▶ **WHAT TO PRODUCE**
From the entries below, copy every line holding the word "Мобильный".

▶ **DATA PROVIDED**
>> START
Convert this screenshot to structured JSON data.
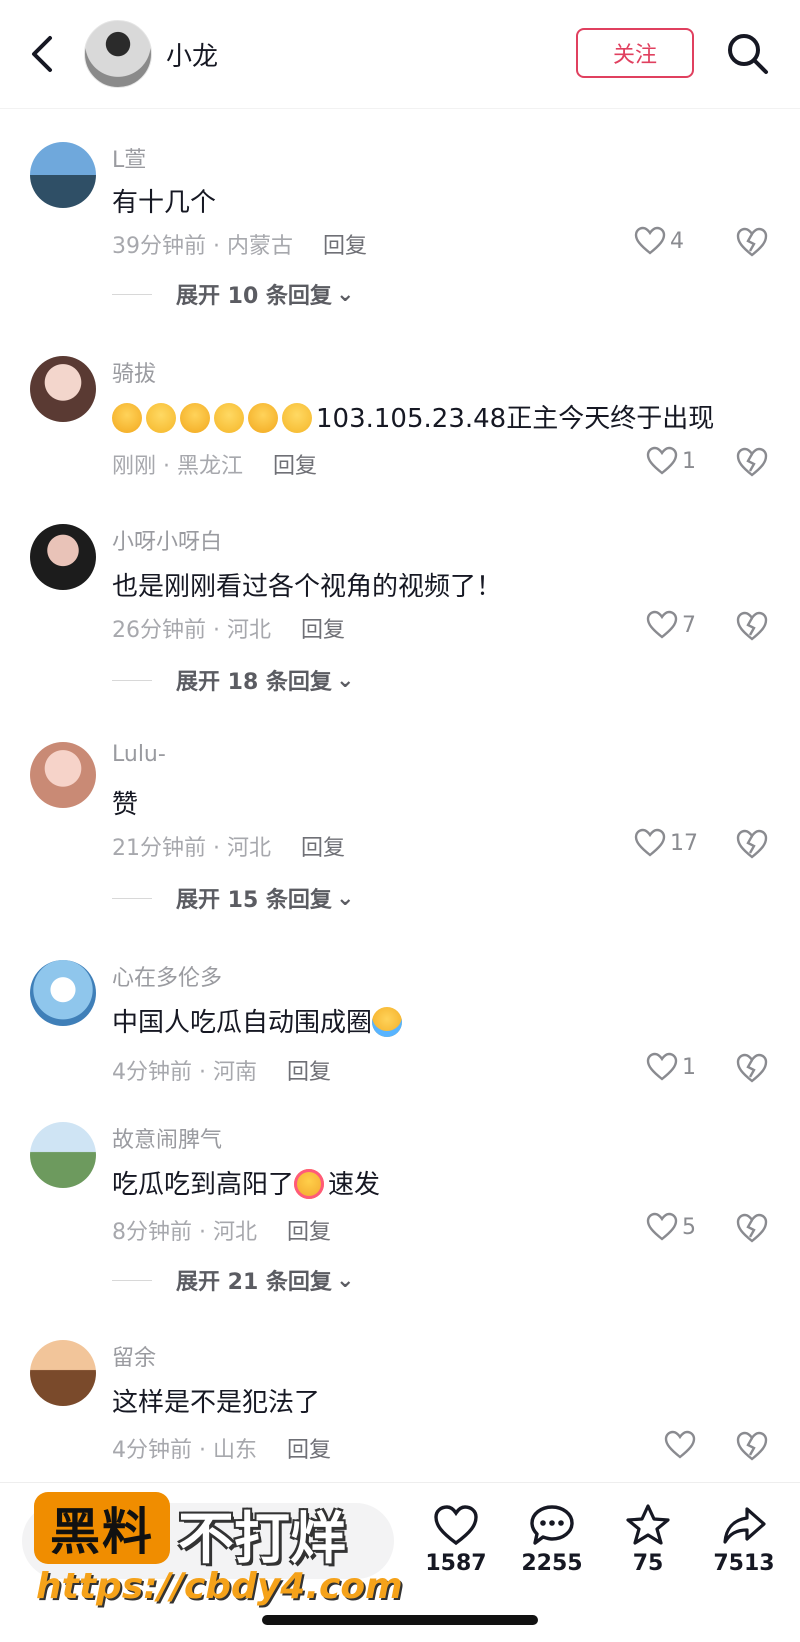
{
  "header": {
    "title": "小龙",
    "follow_label": "关注"
  },
  "comments": [
    {
      "user": "L萱",
      "text": "有十几个",
      "time": "39分钟前 · 内蒙古",
      "reply": "回复",
      "likes": "4",
      "expand": "展开 10 条回复"
    },
    {
      "user": "骑拔",
      "emojis": [
        "emoji-blush",
        "emoji-smile",
        "emoji-pleading",
        "emoji-tearful",
        "emoji-laugh",
        "emoji-pleading"
      ],
      "text": "103.105.23.48正主今天终于出现",
      "time": "刚刚 · 黑龙江",
      "reply": "回复",
      "likes": "1"
    },
    {
      "user": "小呀小呀白",
      "text": "也是刚刚看过各个视角的视频了！",
      "time": "26分钟前 · 河北",
      "reply": "回复",
      "likes": "7",
      "expand": "展开 18 条回复"
    },
    {
      "user": "Lulu-",
      "text": "赞",
      "time": "21分钟前 · 河北",
      "reply": "回复",
      "likes": "17",
      "expand": "展开 15 条回复"
    },
    {
      "user": "心在多伦多",
      "text": "中国人吃瓜自动围成圈",
      "text_emoji": "emoji-crying-laughing",
      "time": "4分钟前 · 河南",
      "reply": "回复",
      "likes": "1"
    },
    {
      "user": "故意闹脾气",
      "text_a": "吃瓜吃到高阳了",
      "text_emoji": "emoji-heart-eyes",
      "text_b": "速发",
      "time": "8分钟前 · 河北",
      "reply": "回复",
      "likes": "5",
      "expand": "展开 21 条回复"
    },
    {
      "user": "留余",
      "text": "这样是不是犯法了",
      "time": "4分钟前 · 山东",
      "reply": "回复",
      "likes": ""
    }
  ],
  "bottom_bar": {
    "like_count": "1587",
    "comment_count": "2255",
    "favorite_count": "75",
    "share_count": "7513"
  },
  "watermark": {
    "box": "黑料",
    "text": "不打烊",
    "url": "https://cbdy4.com"
  },
  "colors": {
    "accent": "#e0405f",
    "watermark_orange": "#f08d00"
  }
}
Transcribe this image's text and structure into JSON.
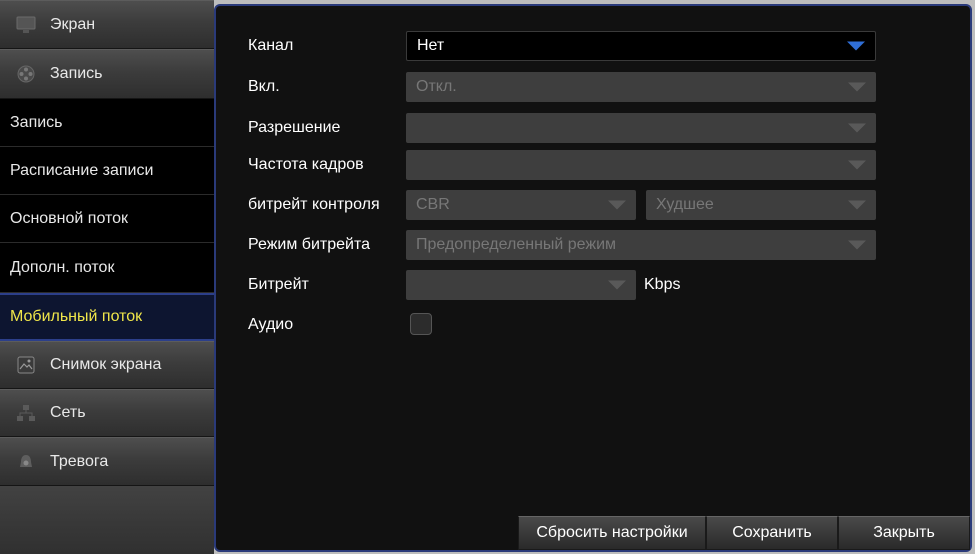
{
  "sidebar": {
    "categories": [
      {
        "label": "Экран",
        "icon": "monitor-icon"
      },
      {
        "label": "Запись",
        "icon": "film-reel-icon"
      },
      {
        "label": "Снимок экрана",
        "icon": "snapshot-icon"
      },
      {
        "label": "Сеть",
        "icon": "network-icon"
      },
      {
        "label": "Тревога",
        "icon": "alarm-icon"
      }
    ],
    "record_subitems": [
      "Запись",
      "Расписание записи",
      "Основной поток",
      "Дополн. поток",
      "Мобильный поток"
    ],
    "active_subitem": "Мобильный поток"
  },
  "form": {
    "channel": {
      "label": "Канал",
      "value": "Нет"
    },
    "enable": {
      "label": "Вкл.",
      "value": "Откл."
    },
    "resolution": {
      "label": "Разрешение",
      "value": ""
    },
    "framerate": {
      "label": "Частота кадров",
      "value": ""
    },
    "bitrate_control": {
      "label": "битрейт контроля",
      "mode": "CBR",
      "quality": "Худшее"
    },
    "bitrate_mode": {
      "label": "Режим битрейта",
      "value": "Предопределенный режим"
    },
    "bitrate": {
      "label": "Битрейт",
      "value": "",
      "unit": "Kbps"
    },
    "audio": {
      "label": "Аудио",
      "checked": false
    }
  },
  "buttons": {
    "reset": "Сбросить настройки",
    "save": "Сохранить",
    "close": "Закрыть"
  },
  "colors": {
    "active_text": "#f0e64a",
    "accent_border": "#2a3a7a",
    "dropdown_arrow_enabled": "#2f6ed6"
  }
}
>> END
▶ **SOLVED PROBLEM**
      "Мобильный поток"
    "active_subitem": "Мобильный поток"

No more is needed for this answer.